Copy all lines holding the word "Receiving" from the entries.
:: Records shown ::
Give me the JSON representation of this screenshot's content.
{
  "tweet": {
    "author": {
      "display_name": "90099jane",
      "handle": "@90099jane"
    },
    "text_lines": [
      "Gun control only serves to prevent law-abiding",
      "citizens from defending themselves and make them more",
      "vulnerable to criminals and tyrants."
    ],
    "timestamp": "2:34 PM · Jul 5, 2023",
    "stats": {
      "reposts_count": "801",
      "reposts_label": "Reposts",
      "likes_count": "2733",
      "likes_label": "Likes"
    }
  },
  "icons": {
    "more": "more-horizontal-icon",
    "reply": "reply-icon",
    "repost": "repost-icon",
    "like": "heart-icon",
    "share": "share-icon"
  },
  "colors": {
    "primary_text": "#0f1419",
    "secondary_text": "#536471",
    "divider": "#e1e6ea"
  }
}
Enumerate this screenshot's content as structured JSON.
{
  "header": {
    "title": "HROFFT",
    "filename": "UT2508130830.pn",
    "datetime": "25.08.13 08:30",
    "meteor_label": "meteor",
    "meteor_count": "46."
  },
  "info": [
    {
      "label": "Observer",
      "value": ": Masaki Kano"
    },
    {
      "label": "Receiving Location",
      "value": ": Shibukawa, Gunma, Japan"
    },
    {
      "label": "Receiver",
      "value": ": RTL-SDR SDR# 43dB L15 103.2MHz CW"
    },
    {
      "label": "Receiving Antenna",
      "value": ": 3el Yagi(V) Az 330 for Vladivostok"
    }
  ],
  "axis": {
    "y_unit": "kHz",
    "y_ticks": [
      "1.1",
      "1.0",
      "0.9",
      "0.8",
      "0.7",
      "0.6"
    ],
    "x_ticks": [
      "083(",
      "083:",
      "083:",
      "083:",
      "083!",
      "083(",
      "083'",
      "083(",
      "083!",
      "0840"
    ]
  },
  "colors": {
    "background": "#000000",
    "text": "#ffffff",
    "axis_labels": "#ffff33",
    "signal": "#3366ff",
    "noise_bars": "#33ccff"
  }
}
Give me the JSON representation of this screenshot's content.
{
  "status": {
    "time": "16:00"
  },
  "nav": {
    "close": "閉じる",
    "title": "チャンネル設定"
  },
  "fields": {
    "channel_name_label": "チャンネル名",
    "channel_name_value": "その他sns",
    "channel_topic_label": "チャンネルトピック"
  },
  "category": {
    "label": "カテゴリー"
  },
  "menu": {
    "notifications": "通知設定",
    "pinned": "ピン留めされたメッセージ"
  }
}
:::
= Result =
      "label": "Receiving Location",
      "label": "Receiving Antenna",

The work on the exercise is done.